• [Document]:
** start **

Fourteenth hole, 330 yards; This is Virginia’s version of eight and nine at Cypress Point. While the prior hole played uphill with a flag clearly visible from the tee, the fourteenth slides downhill and swings left around a huge specimen white oak that usually hides the flag from the tee. Experience has taught Head Professional McGraw to select a hybrid and play to the outside of the dogleg from where he will enjoy a clean pitch down the length of the green. Meanwhile, Ned Parrish, a friend from Farmington Country Club, prefers a more aggressive line and tries to draw his driver around the bend to get nearer the putting surface. He admits uneven results from his heroics!
Fifteenth hole, 445 yards; The going has been quite pleasant for a while. Beginning from the eighth, the golfer has played two par fives, and four two shotters that average 305 yards from the Dye tees and 335 yards from the Tournament tees. During that stretch the golfer has been thoroughly engaged, needing to position each shot correctly while enjoying the valley setting and inspiring views of Keswick Hall. This is how golf should be: a rewarding mental and physical experience, not a punishing death march where thoughts of taking up tennis surface. Having said all that, Dye believes that great architecture is about variety, variety, variety and must challenge and evaluate how good the player is with each club in his bag. Coming home, the golfer’s driver and hybrids/long irons will need to be functioning at peak for the him to cement a good round. It starts here at the course’s hardest par.

** end **

• [Exercise aim]: Continue the hole-by-hole golf course description above, picking up right after its last sentence.

• [Information shown]:
** start **

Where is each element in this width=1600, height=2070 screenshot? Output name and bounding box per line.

** end **

• [Exercise result]:
Sixteenth hole, 205 yards; As much as any architect in the history of the sport, Pete Dye fancies ending designs with some sequence of a par 3, par 5, and par 4. Countless examples of his best courses conclude that way. Why? Variety, variety, variety! Keswick joins with the likes of The Ocean Course at Kiawah, The Golf Club, Whistling Straits, Fowler’s Mill, TPC Sawgrass, etc. in providing a finish where all manner of things can occur. Speaking of The Ocean Course, broad similarities are seen here with the merciless fourteenth at The Ocean Course with this being a kinder, more humane version (the green less severe, the bunker less deep). Again, the good player is fully tested while the less accomplished can at least finish the hole, perhaps with no worse than a bogey!
Seventeenth hole, 525 yards; The holes at Keswick are generally at grade with their surrounds with some of the playing corridors dipping into lovely shallow valleys. This one is opposite in that it plays perpendicular to and across a shallow valley. It is important for holes to traverse land in every manner possible; that’s the one knock on the 2017 Open venue. Royal Birkdale’s fairways are routed exclusively through valleys and never go up and over the dunes. This is the ‘up and over’ hole at Keswick and even with a good tee ball, the golfer is likely to have a blind shot over the crest of a hill to a fairway that jogs right before snaking its way to the small elevated green. Interestingly enough, this green joins the other par 5 green on this side (the twelfth) as being the course’s two greens that measure less than 5,000 square feet. The author presumes Dye is telling the tiger he can have a go – but he best be accurate.
Eighteenth hole, 440 yards; Ideally, the Home hole should convey a sense of occasion. There are numerous ways to do so; by setting (Pebble Beach, Seminole), playing toward history (St. Andrews, Pinehurst), with scintillating land (Merion, Pine Valley) or featuring an eye-popping great green (Oakmont, Winged Foot). This hole combines several of those methods to become the best finishing hole in the state.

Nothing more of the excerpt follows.